## Begin DATASET

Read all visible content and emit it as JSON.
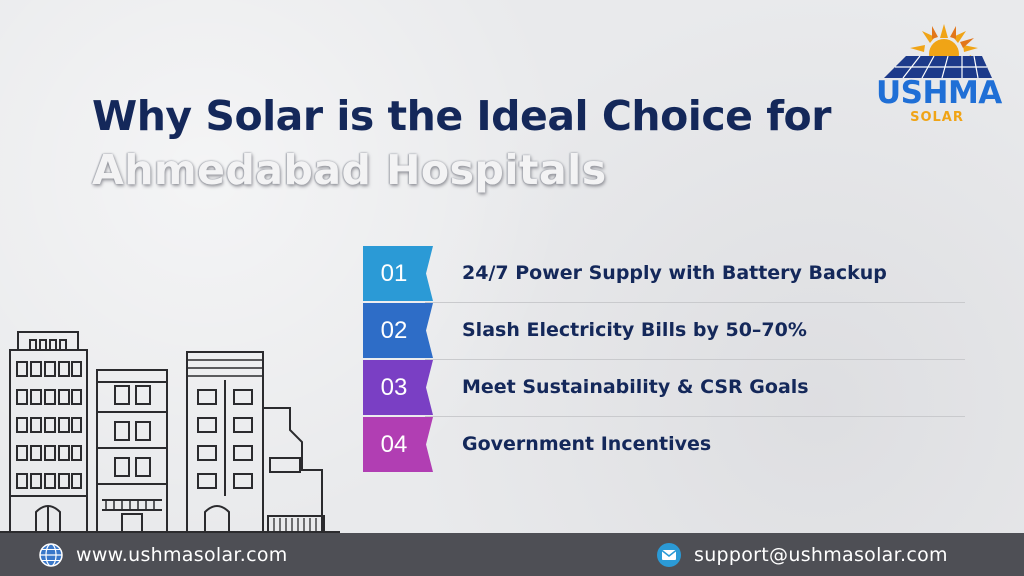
{
  "title": {
    "line1": "Why Solar is the Ideal Choice for",
    "line2": "Ahmedabad Hospitals"
  },
  "logo": {
    "brand": "USHMA",
    "sub": "SOLAR",
    "icon": "sun-solar-panel-icon",
    "colors": {
      "brand": "#1f6fd6",
      "sun": "#f0a416",
      "panel": "#1d3a8a"
    }
  },
  "items": [
    {
      "number": "01",
      "text": "24/7 Power Supply with Battery Backup",
      "color": "#2b9ad6"
    },
    {
      "number": "02",
      "text": "Slash Electricity Bills by 50–70%",
      "color": "#2e6dc7"
    },
    {
      "number": "03",
      "text": "Meet Sustainability & CSR Goals",
      "color": "#7a3fc4"
    },
    {
      "number": "04",
      "text": "Government Incentives",
      "color": "#b13eb3"
    }
  ],
  "illustration": {
    "icon": "city-buildings-illustration"
  },
  "footer": {
    "website": "www.ushmasolar.com",
    "website_icon": "globe-icon",
    "email": "support@ushmasolar.com",
    "email_icon": "mail-icon",
    "background": "#4e4f55"
  }
}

## End DATASET

[REQUIREMENTS] Keep the pictures out and write out the records exactly.

[SOLUTION TO THE EXERCISE]
Read all visible content and emit it as JSON.
{
  "title": {
    "line1": "Why Solar is the Ideal Choice for",
    "line2": "Ahmedabad Hospitals"
  },
  "logo": {
    "brand": "USHMA",
    "sub": "SOLAR",
    "icon": "sun-solar-panel-icon",
    "colors": {
      "brand": "#1f6fd6",
      "sun": "#f0a416",
      "panel": "#1d3a8a"
    }
  },
  "items": [
    {
      "number": "01",
      "text": "24/7 Power Supply with Battery Backup",
      "color": "#2b9ad6"
    },
    {
      "number": "02",
      "text": "Slash Electricity Bills by 50–70%",
      "color": "#2e6dc7"
    },
    {
      "number": "03",
      "text": "Meet Sustainability & CSR Goals",
      "color": "#7a3fc4"
    },
    {
      "number": "04",
      "text": "Government Incentives",
      "color": "#b13eb3"
    }
  ],
  "illustration": {
    "icon": "city-buildings-illustration"
  },
  "footer": {
    "website": "www.ushmasolar.com",
    "website_icon": "globe-icon",
    "email": "support@ushmasolar.com",
    "email_icon": "mail-icon",
    "background": "#4e4f55"
  }
}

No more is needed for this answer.